▸ EXERCISE OBJECTIVE: Narrow the data below down to the lines containing "وسلم".

▸ DATASET ENTRIES:
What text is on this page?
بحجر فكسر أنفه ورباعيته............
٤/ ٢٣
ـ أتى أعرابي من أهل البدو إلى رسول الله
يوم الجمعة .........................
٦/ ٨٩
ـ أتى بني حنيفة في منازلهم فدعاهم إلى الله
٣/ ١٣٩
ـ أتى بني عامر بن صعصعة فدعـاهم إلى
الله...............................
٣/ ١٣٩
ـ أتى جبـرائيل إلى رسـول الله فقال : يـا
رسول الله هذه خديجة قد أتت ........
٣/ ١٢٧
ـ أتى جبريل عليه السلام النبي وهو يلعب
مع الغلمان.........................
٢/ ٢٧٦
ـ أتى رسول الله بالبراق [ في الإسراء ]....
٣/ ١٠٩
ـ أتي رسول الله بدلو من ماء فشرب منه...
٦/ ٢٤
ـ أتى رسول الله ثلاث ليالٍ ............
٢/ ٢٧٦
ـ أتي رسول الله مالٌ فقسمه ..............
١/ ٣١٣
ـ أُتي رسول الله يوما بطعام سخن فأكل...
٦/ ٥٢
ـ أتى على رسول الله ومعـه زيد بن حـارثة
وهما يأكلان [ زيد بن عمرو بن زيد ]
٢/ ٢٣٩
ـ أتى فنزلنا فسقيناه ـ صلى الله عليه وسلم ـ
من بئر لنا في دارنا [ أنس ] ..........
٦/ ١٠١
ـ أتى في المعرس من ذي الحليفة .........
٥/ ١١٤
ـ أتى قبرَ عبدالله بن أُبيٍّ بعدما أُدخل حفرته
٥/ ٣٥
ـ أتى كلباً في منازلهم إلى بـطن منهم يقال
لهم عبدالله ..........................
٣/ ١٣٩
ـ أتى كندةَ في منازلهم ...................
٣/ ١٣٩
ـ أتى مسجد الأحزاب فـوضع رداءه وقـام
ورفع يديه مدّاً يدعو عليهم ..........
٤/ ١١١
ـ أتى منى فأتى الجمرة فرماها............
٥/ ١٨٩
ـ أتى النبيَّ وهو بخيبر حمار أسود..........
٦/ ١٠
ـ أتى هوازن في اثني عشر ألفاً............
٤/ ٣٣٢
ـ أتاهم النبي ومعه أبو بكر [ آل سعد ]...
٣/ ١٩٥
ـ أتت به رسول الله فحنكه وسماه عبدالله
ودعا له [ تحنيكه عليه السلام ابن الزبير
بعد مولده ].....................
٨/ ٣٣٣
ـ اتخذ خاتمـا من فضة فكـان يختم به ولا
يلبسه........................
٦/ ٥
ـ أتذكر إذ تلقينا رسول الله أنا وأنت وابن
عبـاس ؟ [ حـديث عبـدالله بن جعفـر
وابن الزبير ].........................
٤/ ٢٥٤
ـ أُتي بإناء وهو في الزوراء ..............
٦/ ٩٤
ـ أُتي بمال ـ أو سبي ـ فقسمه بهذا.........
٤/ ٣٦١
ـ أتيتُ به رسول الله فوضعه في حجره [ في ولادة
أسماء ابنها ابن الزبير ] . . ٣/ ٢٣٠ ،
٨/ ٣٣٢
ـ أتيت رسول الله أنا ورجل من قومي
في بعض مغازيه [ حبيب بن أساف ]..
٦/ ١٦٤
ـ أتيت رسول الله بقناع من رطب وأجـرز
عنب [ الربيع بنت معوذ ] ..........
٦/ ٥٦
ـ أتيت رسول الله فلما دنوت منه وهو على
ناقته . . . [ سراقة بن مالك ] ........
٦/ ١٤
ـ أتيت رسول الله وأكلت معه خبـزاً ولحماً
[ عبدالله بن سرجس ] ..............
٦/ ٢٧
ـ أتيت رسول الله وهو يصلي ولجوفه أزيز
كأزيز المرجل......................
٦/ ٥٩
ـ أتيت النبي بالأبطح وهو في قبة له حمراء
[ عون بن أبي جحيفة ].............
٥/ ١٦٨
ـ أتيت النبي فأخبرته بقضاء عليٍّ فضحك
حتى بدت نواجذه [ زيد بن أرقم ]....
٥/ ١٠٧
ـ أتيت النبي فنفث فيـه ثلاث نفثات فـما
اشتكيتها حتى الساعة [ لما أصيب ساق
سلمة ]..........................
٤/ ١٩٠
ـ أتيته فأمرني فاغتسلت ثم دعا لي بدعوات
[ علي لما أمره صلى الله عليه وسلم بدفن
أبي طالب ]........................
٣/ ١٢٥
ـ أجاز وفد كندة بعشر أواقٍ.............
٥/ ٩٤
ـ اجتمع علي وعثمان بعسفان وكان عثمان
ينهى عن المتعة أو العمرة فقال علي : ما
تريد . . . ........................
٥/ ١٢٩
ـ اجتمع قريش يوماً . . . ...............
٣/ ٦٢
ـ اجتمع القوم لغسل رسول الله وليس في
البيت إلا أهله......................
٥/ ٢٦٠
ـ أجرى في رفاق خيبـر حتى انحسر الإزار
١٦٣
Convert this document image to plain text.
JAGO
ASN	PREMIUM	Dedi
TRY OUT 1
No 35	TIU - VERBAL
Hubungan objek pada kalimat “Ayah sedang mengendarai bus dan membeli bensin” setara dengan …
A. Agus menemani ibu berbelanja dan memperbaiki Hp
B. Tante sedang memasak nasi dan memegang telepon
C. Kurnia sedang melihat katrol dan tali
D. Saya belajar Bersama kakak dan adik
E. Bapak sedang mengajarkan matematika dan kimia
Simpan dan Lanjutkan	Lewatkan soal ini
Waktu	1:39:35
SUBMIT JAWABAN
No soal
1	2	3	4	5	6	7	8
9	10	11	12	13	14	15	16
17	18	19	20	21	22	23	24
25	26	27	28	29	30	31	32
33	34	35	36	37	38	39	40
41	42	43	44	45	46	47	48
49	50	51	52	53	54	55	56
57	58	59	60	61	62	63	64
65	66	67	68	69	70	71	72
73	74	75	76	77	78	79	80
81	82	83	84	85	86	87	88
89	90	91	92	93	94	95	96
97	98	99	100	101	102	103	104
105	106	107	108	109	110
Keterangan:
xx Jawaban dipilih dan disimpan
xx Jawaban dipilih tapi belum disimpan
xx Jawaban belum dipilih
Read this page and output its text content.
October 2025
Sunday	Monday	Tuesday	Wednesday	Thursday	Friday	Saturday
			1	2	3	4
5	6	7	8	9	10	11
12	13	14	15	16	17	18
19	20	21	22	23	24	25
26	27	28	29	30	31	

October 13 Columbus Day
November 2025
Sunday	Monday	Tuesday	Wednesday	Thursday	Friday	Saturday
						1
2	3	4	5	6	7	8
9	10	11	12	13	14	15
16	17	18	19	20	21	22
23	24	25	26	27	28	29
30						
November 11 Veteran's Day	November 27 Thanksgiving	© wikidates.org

▸ CORRECT ANSWER:
ـ أتى فنزلنا فسقيناه ـ صلى الله عليه وسلم ـ
[ علي لما أمره صلى الله عليه وسلم بدفن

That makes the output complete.